Exercise aim -> Write the number of lines holding the word "Enumerate", and nothing else.
━━━━
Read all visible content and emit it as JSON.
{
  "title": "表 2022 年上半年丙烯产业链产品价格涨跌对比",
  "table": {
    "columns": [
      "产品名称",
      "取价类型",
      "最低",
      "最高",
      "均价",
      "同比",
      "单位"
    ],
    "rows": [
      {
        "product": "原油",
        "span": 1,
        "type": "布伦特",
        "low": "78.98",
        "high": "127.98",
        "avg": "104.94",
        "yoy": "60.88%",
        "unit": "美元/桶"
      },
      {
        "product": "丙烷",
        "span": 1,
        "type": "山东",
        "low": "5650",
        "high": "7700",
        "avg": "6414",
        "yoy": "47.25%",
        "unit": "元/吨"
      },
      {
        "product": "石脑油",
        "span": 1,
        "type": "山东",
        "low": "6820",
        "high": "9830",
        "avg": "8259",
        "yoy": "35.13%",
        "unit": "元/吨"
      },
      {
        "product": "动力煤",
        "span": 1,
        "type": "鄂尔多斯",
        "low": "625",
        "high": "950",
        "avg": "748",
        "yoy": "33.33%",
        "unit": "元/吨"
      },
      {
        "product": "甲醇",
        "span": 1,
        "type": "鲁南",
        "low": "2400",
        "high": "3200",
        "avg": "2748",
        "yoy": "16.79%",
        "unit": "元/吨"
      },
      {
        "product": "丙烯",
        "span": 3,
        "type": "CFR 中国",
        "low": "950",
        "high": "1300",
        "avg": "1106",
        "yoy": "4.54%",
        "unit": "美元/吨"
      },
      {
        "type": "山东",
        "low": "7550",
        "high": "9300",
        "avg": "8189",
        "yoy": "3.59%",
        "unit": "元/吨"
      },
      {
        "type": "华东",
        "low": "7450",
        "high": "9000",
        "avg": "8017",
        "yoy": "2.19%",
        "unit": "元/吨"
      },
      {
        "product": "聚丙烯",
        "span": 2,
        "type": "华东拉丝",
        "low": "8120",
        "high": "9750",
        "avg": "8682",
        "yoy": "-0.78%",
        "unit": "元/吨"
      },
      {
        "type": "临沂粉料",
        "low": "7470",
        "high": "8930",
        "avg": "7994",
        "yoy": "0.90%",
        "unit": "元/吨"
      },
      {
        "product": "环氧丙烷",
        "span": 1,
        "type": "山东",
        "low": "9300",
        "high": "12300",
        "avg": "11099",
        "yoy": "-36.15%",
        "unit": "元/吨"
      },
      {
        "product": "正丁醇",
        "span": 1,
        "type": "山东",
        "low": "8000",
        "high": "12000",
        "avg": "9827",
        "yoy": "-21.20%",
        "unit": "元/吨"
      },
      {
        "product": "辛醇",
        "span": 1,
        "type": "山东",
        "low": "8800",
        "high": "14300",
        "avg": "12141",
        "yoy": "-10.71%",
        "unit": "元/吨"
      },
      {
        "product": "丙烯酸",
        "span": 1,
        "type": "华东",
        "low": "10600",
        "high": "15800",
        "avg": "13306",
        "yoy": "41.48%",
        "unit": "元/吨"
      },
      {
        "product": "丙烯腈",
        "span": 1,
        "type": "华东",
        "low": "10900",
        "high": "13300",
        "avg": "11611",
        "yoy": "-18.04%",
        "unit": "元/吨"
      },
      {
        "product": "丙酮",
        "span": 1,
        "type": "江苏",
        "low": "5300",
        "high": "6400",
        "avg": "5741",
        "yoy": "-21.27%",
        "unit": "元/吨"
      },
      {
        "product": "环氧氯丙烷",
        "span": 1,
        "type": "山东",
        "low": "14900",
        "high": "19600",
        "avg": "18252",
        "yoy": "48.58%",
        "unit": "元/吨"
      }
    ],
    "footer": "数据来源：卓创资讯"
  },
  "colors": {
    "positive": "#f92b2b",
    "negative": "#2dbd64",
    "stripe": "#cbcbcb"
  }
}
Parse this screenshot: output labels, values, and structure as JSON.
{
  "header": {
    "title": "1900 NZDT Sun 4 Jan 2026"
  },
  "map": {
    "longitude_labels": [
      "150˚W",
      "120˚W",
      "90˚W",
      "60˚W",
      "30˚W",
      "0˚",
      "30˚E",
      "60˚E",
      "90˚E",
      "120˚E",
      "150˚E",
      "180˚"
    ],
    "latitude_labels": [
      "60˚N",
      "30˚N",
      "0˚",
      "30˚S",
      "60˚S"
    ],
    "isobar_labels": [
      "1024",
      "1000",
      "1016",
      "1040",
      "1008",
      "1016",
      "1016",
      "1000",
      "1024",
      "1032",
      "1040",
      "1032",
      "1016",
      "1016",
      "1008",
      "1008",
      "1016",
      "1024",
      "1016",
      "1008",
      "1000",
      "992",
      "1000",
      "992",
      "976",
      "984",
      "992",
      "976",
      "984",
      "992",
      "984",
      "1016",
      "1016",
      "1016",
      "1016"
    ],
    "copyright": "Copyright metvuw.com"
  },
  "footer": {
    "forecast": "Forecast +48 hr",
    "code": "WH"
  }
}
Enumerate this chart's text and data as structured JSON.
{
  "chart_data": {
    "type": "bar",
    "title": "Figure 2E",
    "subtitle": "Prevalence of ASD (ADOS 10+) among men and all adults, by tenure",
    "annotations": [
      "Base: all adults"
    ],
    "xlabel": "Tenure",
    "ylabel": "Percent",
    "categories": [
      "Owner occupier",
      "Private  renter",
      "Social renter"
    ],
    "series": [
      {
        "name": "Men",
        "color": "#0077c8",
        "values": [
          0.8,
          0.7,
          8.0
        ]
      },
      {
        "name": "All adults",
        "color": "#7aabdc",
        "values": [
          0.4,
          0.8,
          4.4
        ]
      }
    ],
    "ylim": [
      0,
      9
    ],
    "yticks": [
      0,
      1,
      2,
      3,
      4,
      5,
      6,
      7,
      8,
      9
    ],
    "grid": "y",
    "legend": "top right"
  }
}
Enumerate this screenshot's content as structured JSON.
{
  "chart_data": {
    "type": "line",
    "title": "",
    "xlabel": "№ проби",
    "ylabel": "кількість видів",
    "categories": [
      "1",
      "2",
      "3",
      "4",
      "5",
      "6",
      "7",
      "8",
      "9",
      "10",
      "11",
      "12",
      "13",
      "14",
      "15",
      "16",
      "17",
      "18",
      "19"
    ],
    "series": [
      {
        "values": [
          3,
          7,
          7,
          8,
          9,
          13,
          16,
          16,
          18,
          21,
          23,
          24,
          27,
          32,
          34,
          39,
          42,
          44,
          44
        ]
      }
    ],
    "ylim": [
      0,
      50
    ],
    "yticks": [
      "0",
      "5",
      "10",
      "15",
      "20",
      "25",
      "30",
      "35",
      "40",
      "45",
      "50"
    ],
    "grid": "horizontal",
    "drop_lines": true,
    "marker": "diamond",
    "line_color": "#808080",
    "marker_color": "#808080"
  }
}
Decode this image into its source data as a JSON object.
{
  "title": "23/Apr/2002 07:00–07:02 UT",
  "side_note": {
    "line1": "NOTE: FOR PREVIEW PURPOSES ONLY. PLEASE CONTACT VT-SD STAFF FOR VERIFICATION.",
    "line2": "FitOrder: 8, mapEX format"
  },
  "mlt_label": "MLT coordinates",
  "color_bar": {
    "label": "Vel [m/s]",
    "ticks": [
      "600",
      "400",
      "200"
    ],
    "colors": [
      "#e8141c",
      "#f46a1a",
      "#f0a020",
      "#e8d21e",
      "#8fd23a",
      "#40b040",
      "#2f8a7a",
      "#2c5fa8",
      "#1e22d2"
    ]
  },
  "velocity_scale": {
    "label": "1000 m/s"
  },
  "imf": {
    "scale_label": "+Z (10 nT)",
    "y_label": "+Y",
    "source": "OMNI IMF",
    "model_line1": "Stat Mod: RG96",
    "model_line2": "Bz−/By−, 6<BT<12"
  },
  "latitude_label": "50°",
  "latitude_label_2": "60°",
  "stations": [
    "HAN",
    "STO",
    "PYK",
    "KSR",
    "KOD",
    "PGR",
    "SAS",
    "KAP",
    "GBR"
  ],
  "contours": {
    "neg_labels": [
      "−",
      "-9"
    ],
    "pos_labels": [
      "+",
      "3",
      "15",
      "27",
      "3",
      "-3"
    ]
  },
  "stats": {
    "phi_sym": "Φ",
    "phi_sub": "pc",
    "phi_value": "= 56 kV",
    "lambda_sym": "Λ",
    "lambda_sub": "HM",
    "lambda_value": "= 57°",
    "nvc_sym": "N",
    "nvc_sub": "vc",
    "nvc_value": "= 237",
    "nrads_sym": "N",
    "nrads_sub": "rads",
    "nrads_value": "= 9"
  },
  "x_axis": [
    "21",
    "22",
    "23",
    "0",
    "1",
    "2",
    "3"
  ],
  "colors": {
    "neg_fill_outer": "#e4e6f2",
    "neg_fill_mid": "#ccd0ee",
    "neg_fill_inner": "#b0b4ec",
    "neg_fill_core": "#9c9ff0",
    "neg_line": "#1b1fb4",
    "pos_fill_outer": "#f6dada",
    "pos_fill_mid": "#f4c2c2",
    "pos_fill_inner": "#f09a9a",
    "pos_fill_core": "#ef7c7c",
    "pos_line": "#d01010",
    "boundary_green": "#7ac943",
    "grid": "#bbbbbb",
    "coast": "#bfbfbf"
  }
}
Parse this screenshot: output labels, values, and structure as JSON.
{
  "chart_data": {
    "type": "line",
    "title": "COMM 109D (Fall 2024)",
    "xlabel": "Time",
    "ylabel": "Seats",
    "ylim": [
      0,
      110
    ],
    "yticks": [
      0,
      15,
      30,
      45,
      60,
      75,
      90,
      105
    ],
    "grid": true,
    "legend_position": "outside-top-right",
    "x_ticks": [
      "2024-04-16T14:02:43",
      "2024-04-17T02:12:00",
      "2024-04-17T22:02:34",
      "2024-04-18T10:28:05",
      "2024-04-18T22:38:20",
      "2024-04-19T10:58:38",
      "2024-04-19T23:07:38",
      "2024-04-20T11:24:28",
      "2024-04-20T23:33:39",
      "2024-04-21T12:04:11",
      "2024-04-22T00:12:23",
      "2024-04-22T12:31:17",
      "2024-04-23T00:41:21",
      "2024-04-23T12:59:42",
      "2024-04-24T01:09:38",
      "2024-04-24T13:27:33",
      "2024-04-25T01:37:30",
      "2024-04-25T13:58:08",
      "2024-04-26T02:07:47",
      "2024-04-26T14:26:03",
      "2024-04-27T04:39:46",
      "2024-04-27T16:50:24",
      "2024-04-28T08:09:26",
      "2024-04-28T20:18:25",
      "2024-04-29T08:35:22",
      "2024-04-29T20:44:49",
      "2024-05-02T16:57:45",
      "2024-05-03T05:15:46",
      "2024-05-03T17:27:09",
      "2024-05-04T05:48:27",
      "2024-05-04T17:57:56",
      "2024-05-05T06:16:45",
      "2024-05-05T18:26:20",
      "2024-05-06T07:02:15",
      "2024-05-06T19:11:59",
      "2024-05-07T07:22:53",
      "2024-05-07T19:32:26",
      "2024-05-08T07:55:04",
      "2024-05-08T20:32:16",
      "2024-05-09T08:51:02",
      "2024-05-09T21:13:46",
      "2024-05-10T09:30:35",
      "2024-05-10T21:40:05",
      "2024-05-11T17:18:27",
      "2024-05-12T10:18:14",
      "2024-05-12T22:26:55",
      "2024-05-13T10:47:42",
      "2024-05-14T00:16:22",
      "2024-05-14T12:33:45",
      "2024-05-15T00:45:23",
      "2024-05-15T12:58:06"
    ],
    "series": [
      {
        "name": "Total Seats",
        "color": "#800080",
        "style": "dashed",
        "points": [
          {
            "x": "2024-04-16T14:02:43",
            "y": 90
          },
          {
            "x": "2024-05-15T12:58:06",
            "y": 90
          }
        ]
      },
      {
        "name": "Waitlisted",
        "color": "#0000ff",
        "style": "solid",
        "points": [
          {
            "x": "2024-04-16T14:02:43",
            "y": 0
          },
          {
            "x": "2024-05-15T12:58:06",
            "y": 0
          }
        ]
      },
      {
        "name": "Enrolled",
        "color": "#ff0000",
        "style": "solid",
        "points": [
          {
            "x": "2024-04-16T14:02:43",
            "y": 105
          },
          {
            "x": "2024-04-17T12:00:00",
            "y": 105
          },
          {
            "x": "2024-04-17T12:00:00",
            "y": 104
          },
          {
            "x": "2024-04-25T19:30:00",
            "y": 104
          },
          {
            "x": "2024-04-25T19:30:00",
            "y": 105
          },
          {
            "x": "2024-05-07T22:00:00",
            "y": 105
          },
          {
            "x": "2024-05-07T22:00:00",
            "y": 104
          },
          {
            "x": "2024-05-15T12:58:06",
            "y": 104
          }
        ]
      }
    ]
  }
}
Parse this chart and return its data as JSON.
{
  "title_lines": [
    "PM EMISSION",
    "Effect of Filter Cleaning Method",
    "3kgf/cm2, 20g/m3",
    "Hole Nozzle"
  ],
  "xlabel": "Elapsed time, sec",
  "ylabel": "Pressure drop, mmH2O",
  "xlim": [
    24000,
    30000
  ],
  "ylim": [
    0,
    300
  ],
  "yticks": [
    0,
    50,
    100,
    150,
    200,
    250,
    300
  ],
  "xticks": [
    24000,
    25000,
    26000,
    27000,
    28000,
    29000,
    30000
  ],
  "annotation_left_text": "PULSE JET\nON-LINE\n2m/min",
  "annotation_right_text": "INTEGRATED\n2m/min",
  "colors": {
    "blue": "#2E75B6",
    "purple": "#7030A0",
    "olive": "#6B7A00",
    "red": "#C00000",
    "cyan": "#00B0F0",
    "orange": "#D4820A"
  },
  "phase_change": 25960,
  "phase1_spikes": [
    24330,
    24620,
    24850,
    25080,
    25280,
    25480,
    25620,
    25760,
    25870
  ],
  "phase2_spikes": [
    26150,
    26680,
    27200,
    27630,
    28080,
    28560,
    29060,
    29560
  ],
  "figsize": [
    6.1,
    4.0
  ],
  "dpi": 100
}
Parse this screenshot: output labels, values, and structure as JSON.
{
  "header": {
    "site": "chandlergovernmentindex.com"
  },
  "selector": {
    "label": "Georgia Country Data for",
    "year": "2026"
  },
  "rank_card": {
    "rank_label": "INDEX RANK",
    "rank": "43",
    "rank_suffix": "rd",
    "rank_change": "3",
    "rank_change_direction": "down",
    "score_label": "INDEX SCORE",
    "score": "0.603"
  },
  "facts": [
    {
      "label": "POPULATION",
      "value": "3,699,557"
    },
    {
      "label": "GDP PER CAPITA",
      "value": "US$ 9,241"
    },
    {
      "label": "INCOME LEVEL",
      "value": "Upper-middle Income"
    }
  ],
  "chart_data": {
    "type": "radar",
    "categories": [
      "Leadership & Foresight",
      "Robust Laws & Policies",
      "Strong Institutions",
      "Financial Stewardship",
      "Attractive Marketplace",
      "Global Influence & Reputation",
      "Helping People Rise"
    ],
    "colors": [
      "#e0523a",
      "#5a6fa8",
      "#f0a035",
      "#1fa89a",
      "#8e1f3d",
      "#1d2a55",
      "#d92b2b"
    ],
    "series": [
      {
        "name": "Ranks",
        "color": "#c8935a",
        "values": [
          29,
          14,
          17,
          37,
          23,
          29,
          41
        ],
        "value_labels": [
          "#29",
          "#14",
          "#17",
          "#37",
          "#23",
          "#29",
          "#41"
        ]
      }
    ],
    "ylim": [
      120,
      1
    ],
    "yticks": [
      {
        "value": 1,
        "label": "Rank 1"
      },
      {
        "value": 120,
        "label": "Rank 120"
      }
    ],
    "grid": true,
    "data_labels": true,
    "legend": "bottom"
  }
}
━━━━
Final result -> 2